> **WHAT YOU NEED TO DO**: Extract every line that includes the string "Personalizzazione".

> **DATA EXCERPTS**:
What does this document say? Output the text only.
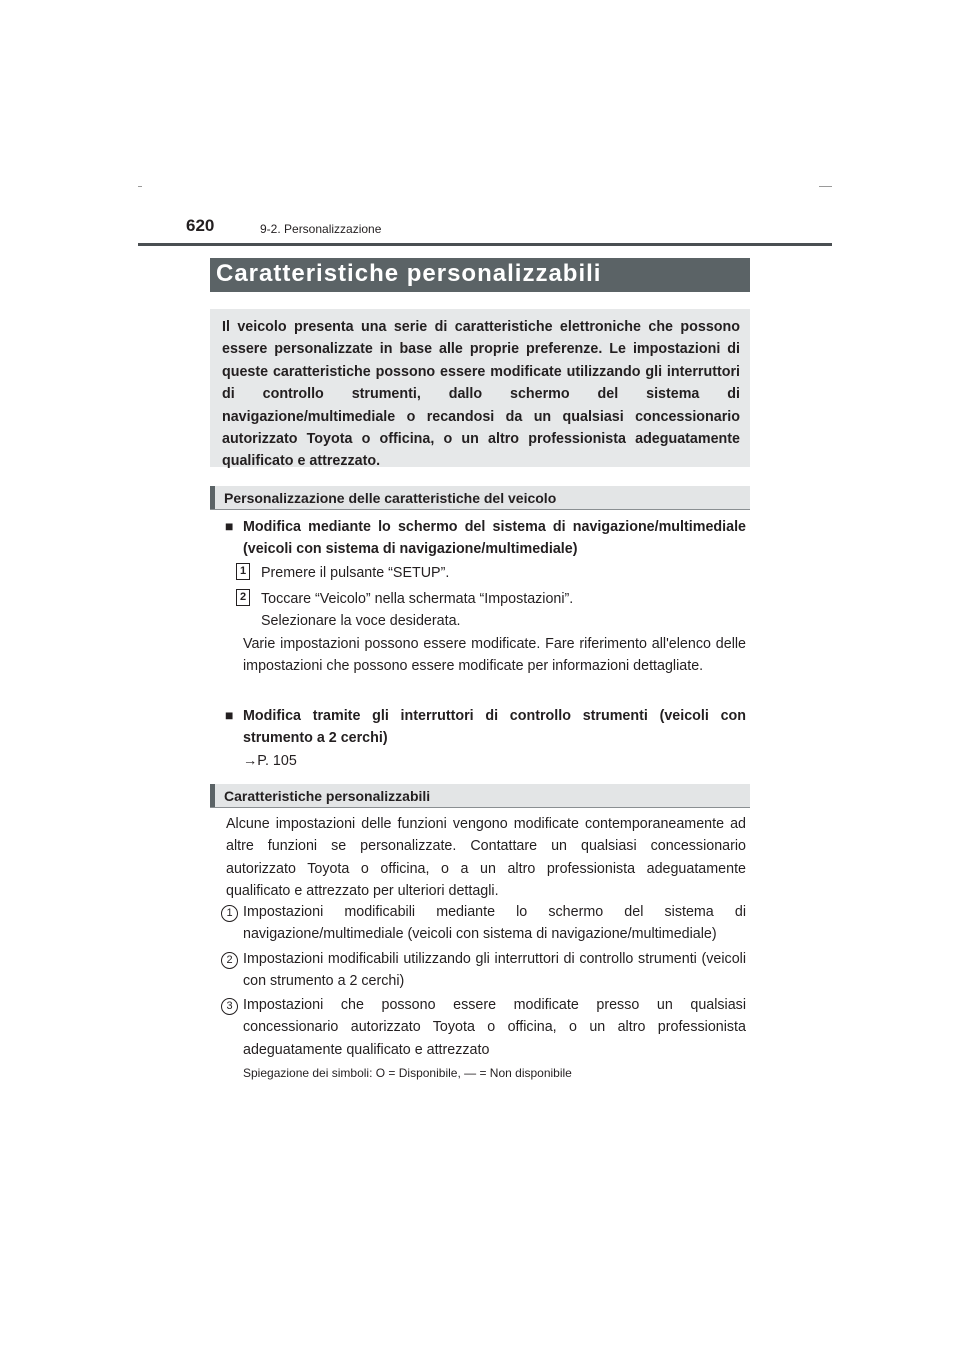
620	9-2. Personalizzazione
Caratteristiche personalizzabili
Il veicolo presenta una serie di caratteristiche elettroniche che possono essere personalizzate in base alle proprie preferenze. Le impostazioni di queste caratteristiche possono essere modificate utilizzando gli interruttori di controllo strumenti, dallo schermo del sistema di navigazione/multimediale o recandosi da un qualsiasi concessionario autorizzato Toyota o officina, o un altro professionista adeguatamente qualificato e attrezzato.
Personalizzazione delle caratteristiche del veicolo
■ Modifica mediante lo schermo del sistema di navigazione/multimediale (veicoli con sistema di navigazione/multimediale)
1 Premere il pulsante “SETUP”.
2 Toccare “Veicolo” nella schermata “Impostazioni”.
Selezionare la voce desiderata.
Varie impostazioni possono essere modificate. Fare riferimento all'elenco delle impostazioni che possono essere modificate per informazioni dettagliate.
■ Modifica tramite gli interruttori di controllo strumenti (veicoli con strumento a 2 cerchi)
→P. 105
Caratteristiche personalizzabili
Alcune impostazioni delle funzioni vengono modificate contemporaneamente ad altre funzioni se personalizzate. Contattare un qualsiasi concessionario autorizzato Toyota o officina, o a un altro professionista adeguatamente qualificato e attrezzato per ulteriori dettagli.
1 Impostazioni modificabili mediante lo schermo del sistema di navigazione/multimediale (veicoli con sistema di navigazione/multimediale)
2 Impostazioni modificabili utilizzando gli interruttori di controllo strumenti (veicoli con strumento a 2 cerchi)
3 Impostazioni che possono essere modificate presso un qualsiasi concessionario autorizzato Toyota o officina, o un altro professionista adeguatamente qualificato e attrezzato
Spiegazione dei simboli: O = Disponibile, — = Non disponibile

> **WORKED ANSWER**:
620	9-2. Personalizzazione
Personalizzazione delle caratteristiche del veicolo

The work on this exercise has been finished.